━━━━━ ФРАГМЕНТ ТЕКСТА ━━━━━

Задачи эмпирической психологии Вундт видит в том, что она «сводит психические процессы или на понятия, извлечённые непосредственно из связи между этими процессами, или же выводит более сложные психические процессы из взаимодействия определённых и обыкновенно более простых психических процессов» [там же, с. 12]. По сути, в первом случае речь идёт просто о классификации психических процессов, а во втором – подчёркивается конструктивный характер эмпирической психологии, т.е. она не расчленяет объект исследования для дальнейшего анализа, а конструирует его из более простого эмпирически данного.
Поскольку психология объявлена эмпирической наукой, она использует и эмпирические методы – эксперимент и наблюдение, пользуясь ими для установления причинной связи. При этом первенство отдаётся эксперименту, про который Вундт пишет:
«Для того чтобы точно исследовать возникновение и течение этих процессов, составные элементы последних и их взаимные отношения, мы должны прежде всего иметь возможность произвольно вызывать их и варьировать по нашему усмотрению их условия, а возможно это здесь, как и всюду, только на почве эксперимента, а не при помощи чистого самонаблюдения» [там же, с. 29].

━━━━━

> ЗАДАНИЯ ДЛЯ ВЫПОЛНЕНИЯ:
(A) Какие два метода, согласно фрагменту текста, использует психология как эмпирическая наука?
(B) Изложите суть фрагмента текста в двух предложениях.
(C) Воспроизведите дословно часть фрагмента текста от слов «Задачи эмпирической психологии» до слов «простого эмпирически данного.».

━━━━━ ИСХОДНЫЕ ДАННЫЕ ━━━━━

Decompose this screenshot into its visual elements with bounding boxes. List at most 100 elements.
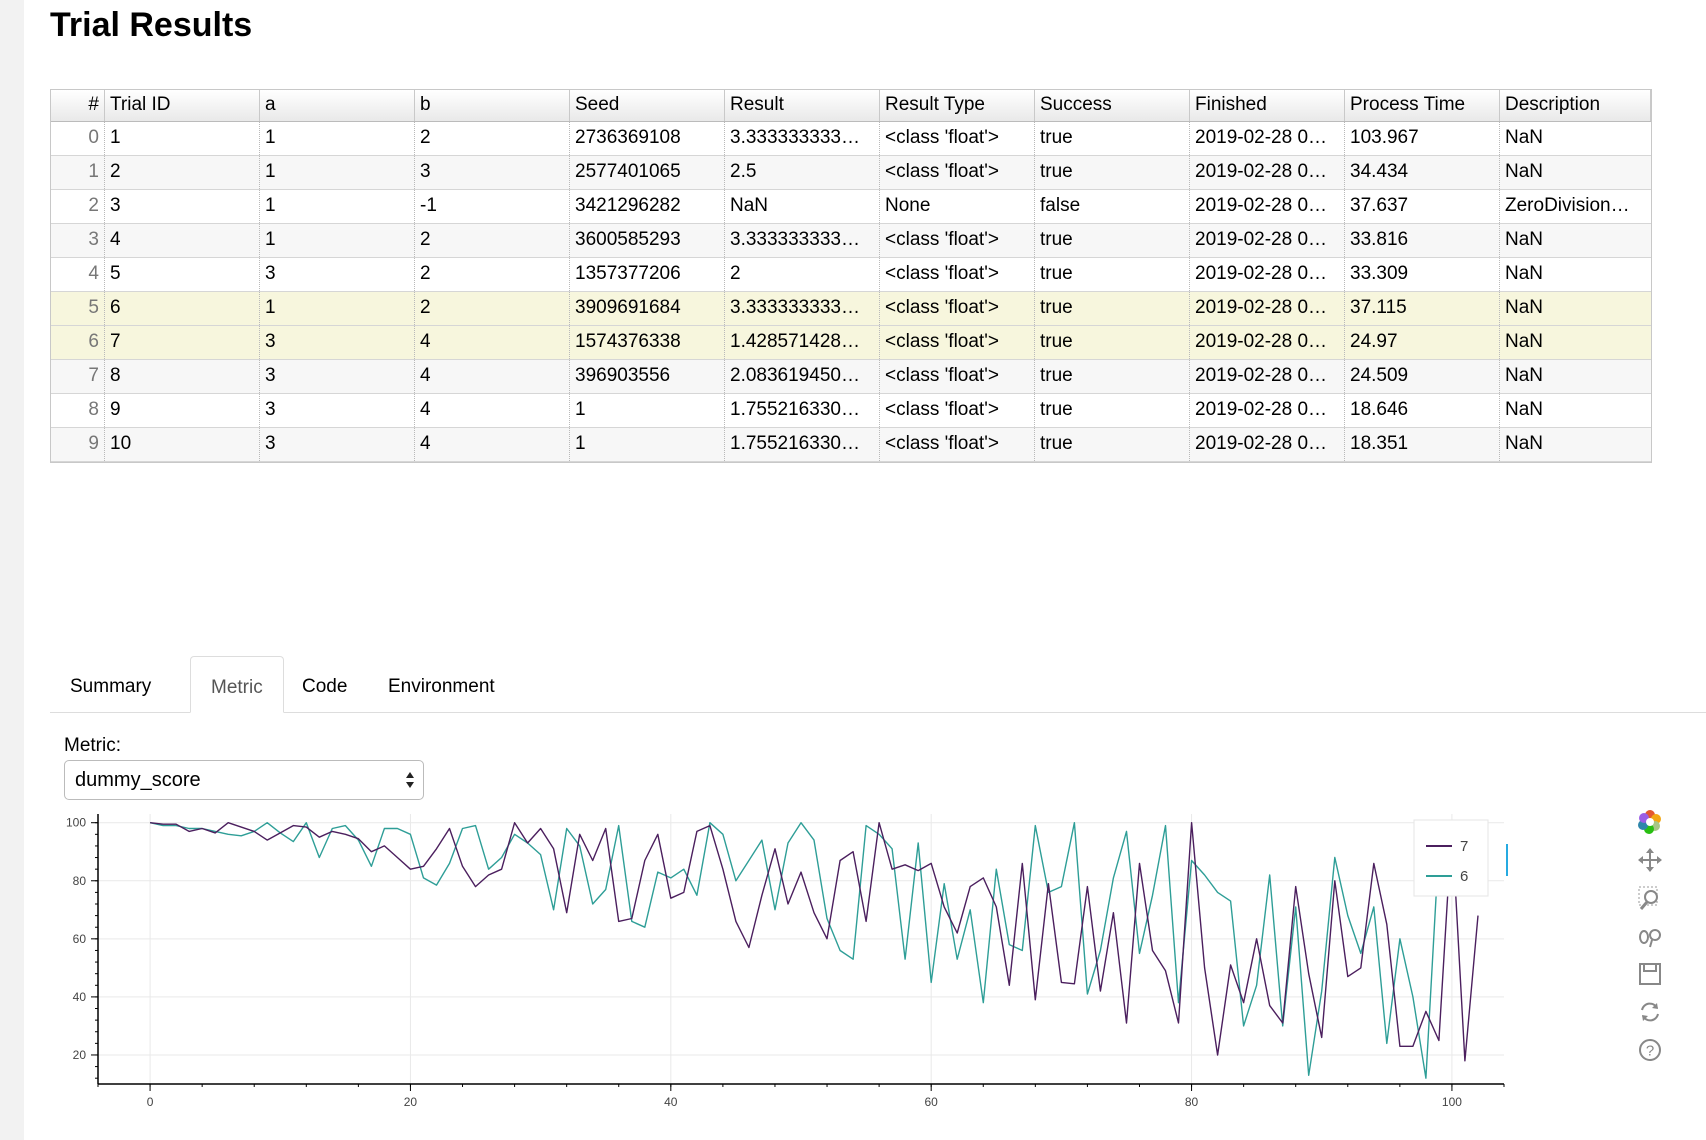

━━━━━

> СПИСОК РЕШЕНИЙ:
(A) Эксперимент и наблюдение.

(B) Вундт видит задачи эмпирической психологии в сведении психических процессов к понятиям, извлечённым из связи между ними, либо в выведении более сложных процессов из взаимодействия более простых. Как эмпирическая наука психология пользуется экспериментом и наблюдением для установления причинной связи, причём первенство отдаётся эксперименту, поскольку лишь он позволяет произвольно вызывать процессы и варьировать их условия.

(C)
Задачи эмпирической психологии Вундт видит в том, что она «сводит психические процессы или на понятия, извлечённые непосредственно из связи между этими процессами, или же выводит более сложные психические процессы из взаимодействия определённых и обыкновенно более простых психических процессов» [там же, с. 12]. По сути, в первом случае речь идёт просто о классификации психических процессов, а во втором – подчёркивается конструктивный характер эмпирической психологии, т.е. она не расчленяет объект исследования для дальнейшего анализа, а конструирует его из более простого эмпирически данного.